**Provided records**
######

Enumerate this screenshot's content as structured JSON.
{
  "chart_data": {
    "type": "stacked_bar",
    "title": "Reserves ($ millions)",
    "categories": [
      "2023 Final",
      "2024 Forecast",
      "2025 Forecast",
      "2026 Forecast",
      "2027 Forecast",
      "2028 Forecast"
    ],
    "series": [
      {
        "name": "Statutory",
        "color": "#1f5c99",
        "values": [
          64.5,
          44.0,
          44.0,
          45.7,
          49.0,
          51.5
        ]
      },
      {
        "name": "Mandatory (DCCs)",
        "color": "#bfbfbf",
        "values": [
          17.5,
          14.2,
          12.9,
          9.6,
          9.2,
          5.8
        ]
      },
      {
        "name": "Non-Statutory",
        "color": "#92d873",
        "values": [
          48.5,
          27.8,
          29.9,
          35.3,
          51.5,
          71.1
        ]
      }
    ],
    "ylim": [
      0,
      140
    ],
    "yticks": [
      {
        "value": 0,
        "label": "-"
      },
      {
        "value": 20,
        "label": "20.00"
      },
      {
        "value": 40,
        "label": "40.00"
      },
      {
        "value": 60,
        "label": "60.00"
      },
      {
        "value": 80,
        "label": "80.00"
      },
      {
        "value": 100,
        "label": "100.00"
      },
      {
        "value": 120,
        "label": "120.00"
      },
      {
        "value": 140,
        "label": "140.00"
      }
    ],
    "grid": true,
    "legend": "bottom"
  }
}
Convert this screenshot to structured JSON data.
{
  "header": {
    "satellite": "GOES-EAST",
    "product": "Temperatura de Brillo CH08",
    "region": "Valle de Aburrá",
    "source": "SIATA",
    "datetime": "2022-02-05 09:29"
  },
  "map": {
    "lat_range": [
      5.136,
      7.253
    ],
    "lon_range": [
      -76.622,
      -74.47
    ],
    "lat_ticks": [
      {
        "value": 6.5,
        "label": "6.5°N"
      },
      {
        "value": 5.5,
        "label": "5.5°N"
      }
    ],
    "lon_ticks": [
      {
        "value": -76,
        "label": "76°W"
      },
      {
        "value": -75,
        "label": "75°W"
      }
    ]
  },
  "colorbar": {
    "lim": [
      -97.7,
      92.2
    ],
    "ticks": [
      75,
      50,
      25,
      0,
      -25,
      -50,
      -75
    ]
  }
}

######

Copy the material above, line for line.

**Full answer**
Enumerate this screenshot's content as structured JSON.
{
  "chart_data": {
    "type": "stacked_bar",
    "title": "Reserves ($ millions)",
    "categories": [
      "2023 Final",
      "2024 Forecast",
      "2025 Forecast",
      "2026 Forecast",
      "2027 Forecast",
      "2028 Forecast"
    ],
    "series": [
      {
        "name": "Statutory",
        "color": "#1f5c99",
        "values": [
          64.5,
          44.0,
          44.0,
          45.7,
          49.0,
          51.5
        ]
      },
      {
        "name": "Mandatory (DCCs)",
        "color": "#bfbfbf",
        "values": [
          17.5,
          14.2,
          12.9,
          9.6,
          9.2,
          5.8
        ]
      },
      {
        "name": "Non-Statutory",
        "color": "#92d873",
        "values": [
          48.5,
          27.8,
          29.9,
          35.3,
          51.5,
          71.1
        ]
      }
    ],
    "ylim": [
      0,
      140
    ],
    "yticks": [
      {
        "value": 0,
        "label": "-"
      },
      {
        "value": 20,
        "label": "20.00"
      },
      {
        "value": 40,
        "label": "40.00"
      },
      {
        "value": 60,
        "label": "60.00"
      },
      {
        "value": 80,
        "label": "80.00"
      },
      {
        "value": 100,
        "label": "100.00"
      },
      {
        "value": 120,
        "label": "120.00"
      },
      {
        "value": 140,
        "label": "140.00"
      }
    ],
    "grid": true,
    "legend": "bottom"
  }
}
Convert this screenshot to structured JSON data.
{
  "header": {
    "satellite": "GOES-EAST",
    "product": "Temperatura de Brillo CH08",
    "region": "Valle de Aburrá",
    "source": "SIATA",
    "datetime": "2022-02-05 09:29"
  },
  "map": {
    "lat_range": [
      5.136,
      7.253
    ],
    "lon_range": [
      -76.622,
      -74.47
    ],
    "lat_ticks": [
      {
        "value": 6.5,
        "label": "6.5°N"
      },
      {
        "value": 5.5,
        "label": "5.5°N"
      }
    ],
    "lon_ticks": [
      {
        "value": -76,
        "label": "76°W"
      },
      {
        "value": -75,
        "label": "75°W"
      }
    ]
  },
  "colorbar": {
    "lim": [
      -97.7,
      92.2
    ],
    "ticks": [
      75,
      50,
      25,
      0,
      -25,
      -50,
      -75
    ]
  }
}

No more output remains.